--- Supplied entries ---
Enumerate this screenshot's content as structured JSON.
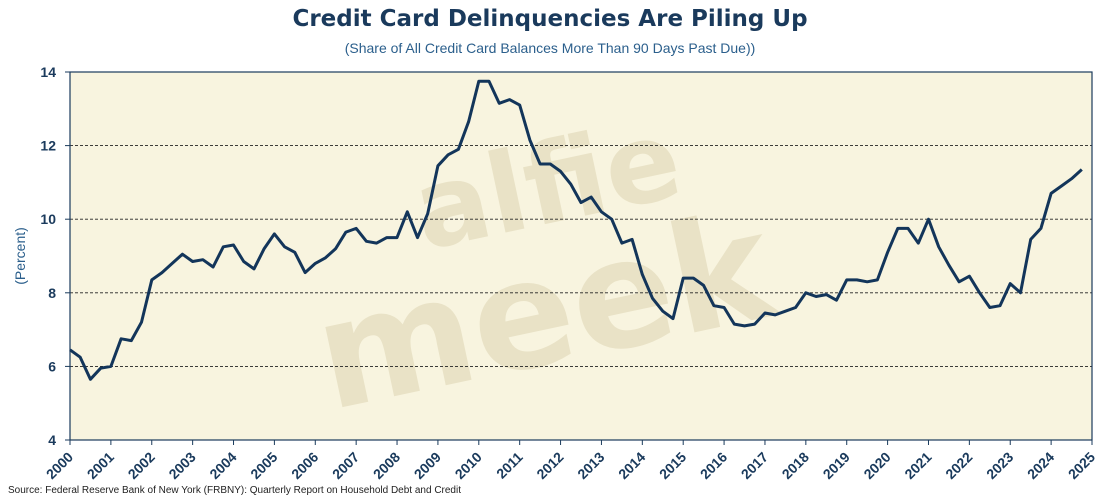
{
  "chart_data": {
    "type": "line",
    "title": "Credit Card Delinquencies Are Piling Up",
    "subtitle": "(Share of All Credit Card Balances More Than 90 Days Past Due))",
    "xlabel": "",
    "ylabel": "(Percent)",
    "ylim": [
      4,
      14
    ],
    "yticks": [
      "4",
      "6",
      "8",
      "10",
      "12",
      "14"
    ],
    "xlim": [
      2000,
      2025
    ],
    "xticks": [
      "2000",
      "2001",
      "2002",
      "2003",
      "2004",
      "2005",
      "2006",
      "2007",
      "2008",
      "2009",
      "2010",
      "2011",
      "2012",
      "2013",
      "2014",
      "2015",
      "2016",
      "2017",
      "2018",
      "2019",
      "2020",
      "2021",
      "2022",
      "2023",
      "2024",
      "2025"
    ],
    "grid": "horizontal dashed",
    "watermark": "alfie meek",
    "source": "Source: Federal Reserve Bank of New York (FRBNY): Quarterly Report on Household Debt and Credit",
    "colors": {
      "line": "#13355a",
      "plot_bg": "#f8f4df",
      "axis": "#1a3a5c",
      "watermark": "#e9e2c6"
    },
    "series": [
      {
        "x": [
          2000.0,
          2000.25,
          2000.5,
          2000.75,
          2001.0,
          2001.25,
          2001.5,
          2001.75,
          2002.0,
          2002.25,
          2002.5,
          2002.75,
          2003.0,
          2003.25,
          2003.5,
          2003.75,
          2004.0,
          2004.25,
          2004.5,
          2004.75,
          2005.0,
          2005.25,
          2005.5,
          2005.75,
          2006.0,
          2006.25,
          2006.5,
          2006.75,
          2007.0,
          2007.25,
          2007.5,
          2007.75,
          2008.0,
          2008.25,
          2008.5,
          2008.75,
          2009.0,
          2009.25,
          2009.5,
          2009.75,
          2010.0,
          2010.25,
          2010.5,
          2010.75,
          2011.0,
          2011.25,
          2011.5,
          2011.75,
          2012.0,
          2012.25,
          2012.5,
          2012.75,
          2013.0,
          2013.25,
          2013.5,
          2013.75,
          2014.0,
          2014.25,
          2014.5,
          2014.75,
          2015.0,
          2015.25,
          2015.5,
          2015.75,
          2016.0,
          2016.25,
          2016.5,
          2016.75,
          2017.0,
          2017.25,
          2017.5,
          2017.75,
          2018.0,
          2018.25,
          2018.5,
          2018.75,
          2019.0,
          2019.25,
          2019.5,
          2019.75,
          2020.0,
          2020.25,
          2020.5,
          2020.75,
          2021.0,
          2021.25,
          2021.5,
          2021.75,
          2022.0,
          2022.25,
          2022.5,
          2022.75,
          2023.0,
          2023.25,
          2023.5,
          2023.75,
          2024.0,
          2024.25,
          2024.5,
          2024.75
        ],
        "values": [
          6.45,
          6.25,
          5.65,
          5.95,
          6.0,
          6.75,
          6.7,
          7.2,
          8.35,
          8.55,
          8.8,
          9.05,
          8.85,
          8.9,
          8.7,
          9.25,
          9.3,
          8.85,
          8.65,
          9.2,
          9.6,
          9.25,
          9.1,
          8.55,
          8.8,
          8.95,
          9.2,
          9.65,
          9.75,
          9.4,
          9.35,
          9.5,
          9.5,
          10.2,
          9.5,
          10.15,
          11.45,
          11.75,
          11.9,
          12.65,
          13.75,
          13.75,
          13.15,
          13.25,
          13.1,
          12.15,
          11.5,
          11.5,
          11.3,
          10.95,
          10.45,
          10.6,
          10.2,
          10.0,
          9.35,
          9.45,
          8.5,
          7.85,
          7.5,
          7.3,
          8.4,
          8.4,
          8.2,
          7.65,
          7.6,
          7.15,
          7.1,
          7.15,
          7.45,
          7.4,
          7.5,
          7.6,
          8.0,
          7.9,
          7.95,
          7.8,
          8.35,
          8.35,
          8.3,
          8.35,
          9.1,
          9.75,
          9.75,
          9.35,
          10.0,
          9.25,
          8.75,
          8.3,
          8.45,
          8.0,
          7.6,
          7.65,
          8.25,
          8.0,
          9.45,
          9.75,
          10.7,
          10.9,
          11.1,
          11.35
        ]
      }
    ]
  }
}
---
▶ [Directions for this task] Omit every picture, and otherwise quote the entries exactly.

▶ [Correct answer]
Enumerate this screenshot's content as structured JSON.
{
  "chart_data": {
    "type": "line",
    "title": "Credit Card Delinquencies Are Piling Up",
    "subtitle": "(Share of All Credit Card Balances More Than 90 Days Past Due))",
    "xlabel": "",
    "ylabel": "(Percent)",
    "ylim": [
      4,
      14
    ],
    "yticks": [
      "4",
      "6",
      "8",
      "10",
      "12",
      "14"
    ],
    "xlim": [
      2000,
      2025
    ],
    "xticks": [
      "2000",
      "2001",
      "2002",
      "2003",
      "2004",
      "2005",
      "2006",
      "2007",
      "2008",
      "2009",
      "2010",
      "2011",
      "2012",
      "2013",
      "2014",
      "2015",
      "2016",
      "2017",
      "2018",
      "2019",
      "2020",
      "2021",
      "2022",
      "2023",
      "2024",
      "2025"
    ],
    "grid": "horizontal dashed",
    "watermark": "alfie meek",
    "source": "Source: Federal Reserve Bank of New York (FRBNY): Quarterly Report on Household Debt and Credit",
    "colors": {
      "line": "#13355a",
      "plot_bg": "#f8f4df",
      "axis": "#1a3a5c",
      "watermark": "#e9e2c6"
    },
    "series": [
      {
        "x": [
          2000.0,
          2000.25,
          2000.5,
          2000.75,
          2001.0,
          2001.25,
          2001.5,
          2001.75,
          2002.0,
          2002.25,
          2002.5,
          2002.75,
          2003.0,
          2003.25,
          2003.5,
          2003.75,
          2004.0,
          2004.25,
          2004.5,
          2004.75,
          2005.0,
          2005.25,
          2005.5,
          2005.75,
          2006.0,
          2006.25,
          2006.5,
          2006.75,
          2007.0,
          2007.25,
          2007.5,
          2007.75,
          2008.0,
          2008.25,
          2008.5,
          2008.75,
          2009.0,
          2009.25,
          2009.5,
          2009.75,
          2010.0,
          2010.25,
          2010.5,
          2010.75,
          2011.0,
          2011.25,
          2011.5,
          2011.75,
          2012.0,
          2012.25,
          2012.5,
          2012.75,
          2013.0,
          2013.25,
          2013.5,
          2013.75,
          2014.0,
          2014.25,
          2014.5,
          2014.75,
          2015.0,
          2015.25,
          2015.5,
          2015.75,
          2016.0,
          2016.25,
          2016.5,
          2016.75,
          2017.0,
          2017.25,
          2017.5,
          2017.75,
          2018.0,
          2018.25,
          2018.5,
          2018.75,
          2019.0,
          2019.25,
          2019.5,
          2019.75,
          2020.0,
          2020.25,
          2020.5,
          2020.75,
          2021.0,
          2021.25,
          2021.5,
          2021.75,
          2022.0,
          2022.25,
          2022.5,
          2022.75,
          2023.0,
          2023.25,
          2023.5,
          2023.75,
          2024.0,
          2024.25,
          2024.5,
          2024.75
        ],
        "values": [
          6.45,
          6.25,
          5.65,
          5.95,
          6.0,
          6.75,
          6.7,
          7.2,
          8.35,
          8.55,
          8.8,
          9.05,
          8.85,
          8.9,
          8.7,
          9.25,
          9.3,
          8.85,
          8.65,
          9.2,
          9.6,
          9.25,
          9.1,
          8.55,
          8.8,
          8.95,
          9.2,
          9.65,
          9.75,
          9.4,
          9.35,
          9.5,
          9.5,
          10.2,
          9.5,
          10.15,
          11.45,
          11.75,
          11.9,
          12.65,
          13.75,
          13.75,
          13.15,
          13.25,
          13.1,
          12.15,
          11.5,
          11.5,
          11.3,
          10.95,
          10.45,
          10.6,
          10.2,
          10.0,
          9.35,
          9.45,
          8.5,
          7.85,
          7.5,
          7.3,
          8.4,
          8.4,
          8.2,
          7.65,
          7.6,
          7.15,
          7.1,
          7.15,
          7.45,
          7.4,
          7.5,
          7.6,
          8.0,
          7.9,
          7.95,
          7.8,
          8.35,
          8.35,
          8.3,
          8.35,
          9.1,
          9.75,
          9.75,
          9.35,
          10.0,
          9.25,
          8.75,
          8.3,
          8.45,
          8.0,
          7.6,
          7.65,
          8.25,
          8.0,
          9.45,
          9.75,
          10.7,
          10.9,
          11.1,
          11.35
        ]
      }
    ]
  }
}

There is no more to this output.